Data for this exercise >>
⟨
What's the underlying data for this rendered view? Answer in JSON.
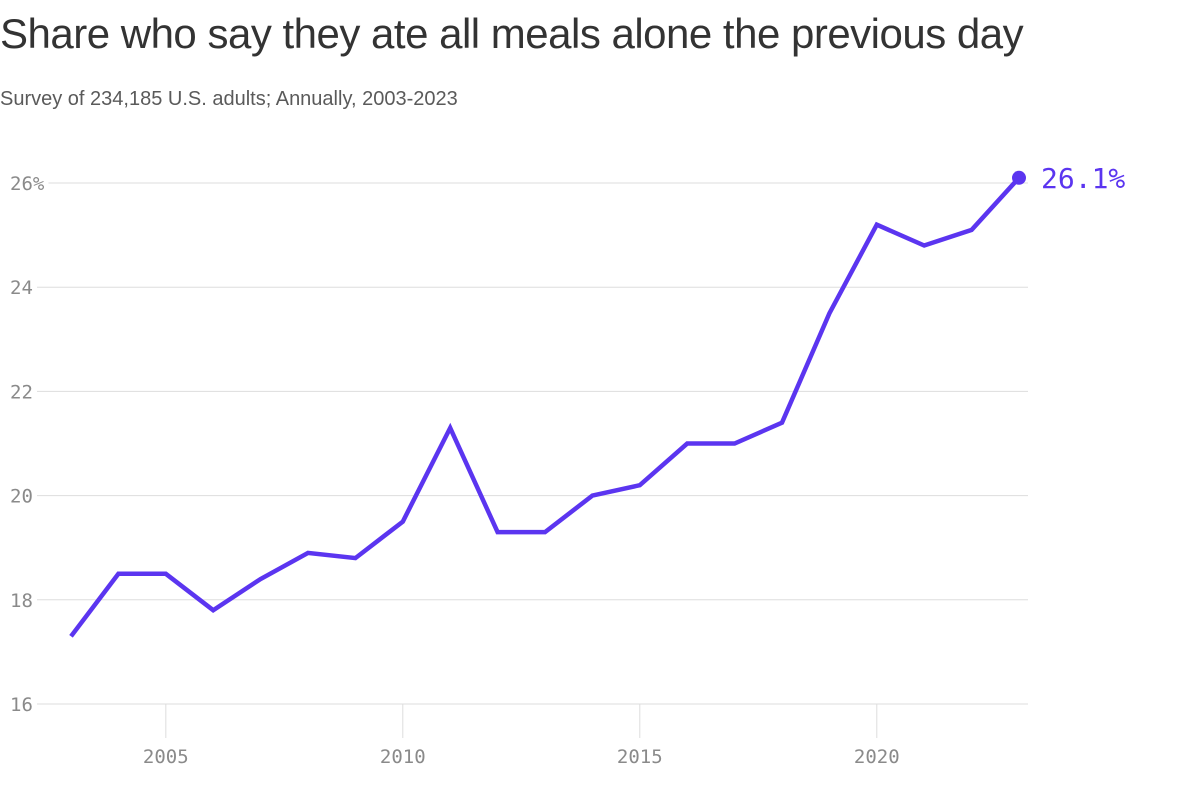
{
  "chart_data": {
    "type": "line",
    "title": "Share who say they ate all meals alone the previous day",
    "subtitle": "Survey of 234,185 U.S. adults; Annually, 2003-2023",
    "xlabel": "",
    "ylabel": "",
    "x": [
      2003,
      2004,
      2005,
      2006,
      2007,
      2008,
      2009,
      2010,
      2011,
      2012,
      2013,
      2014,
      2015,
      2016,
      2017,
      2018,
      2019,
      2020,
      2021,
      2022,
      2023
    ],
    "series": [
      {
        "name": "Ate all meals alone",
        "color": "#5b35f0",
        "values": [
          17.3,
          18.5,
          18.5,
          17.8,
          18.4,
          18.9,
          18.8,
          19.5,
          21.3,
          19.3,
          19.3,
          20.0,
          20.2,
          21.0,
          21.0,
          21.4,
          23.5,
          25.2,
          24.8,
          25.1,
          26.1
        ]
      }
    ],
    "ylim": [
      16,
      26
    ],
    "xlim": [
      2003,
      2023
    ],
    "yticks": [
      16,
      18,
      20,
      22,
      24,
      26
    ],
    "ytick_labels": [
      "16",
      "18",
      "20",
      "22",
      "24",
      "26%"
    ],
    "xticks": [
      2005,
      2010,
      2015,
      2020
    ],
    "xtick_labels": [
      "2005",
      "2010",
      "2015",
      "2020"
    ],
    "grid": true,
    "end_label": "26.1%",
    "legend": "none"
  }
}
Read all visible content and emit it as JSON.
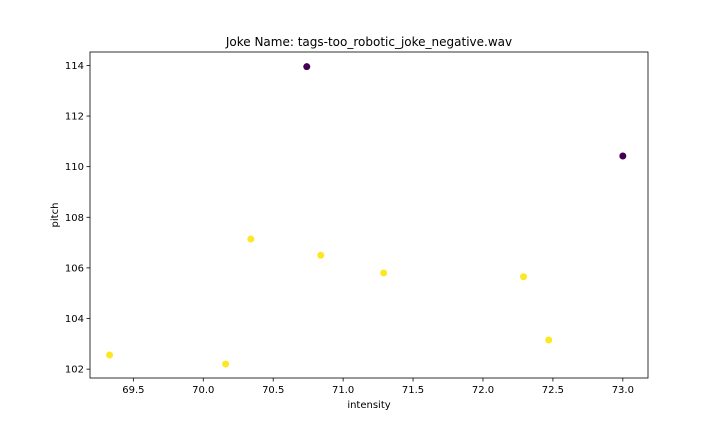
⟩
Set exercise >> Scan the entries above for the word "alone" and collect each line holding it.

Written response >>
    "title": "Share who say they ate all meals alone the previous day",
        "name": "Ate all meals alone",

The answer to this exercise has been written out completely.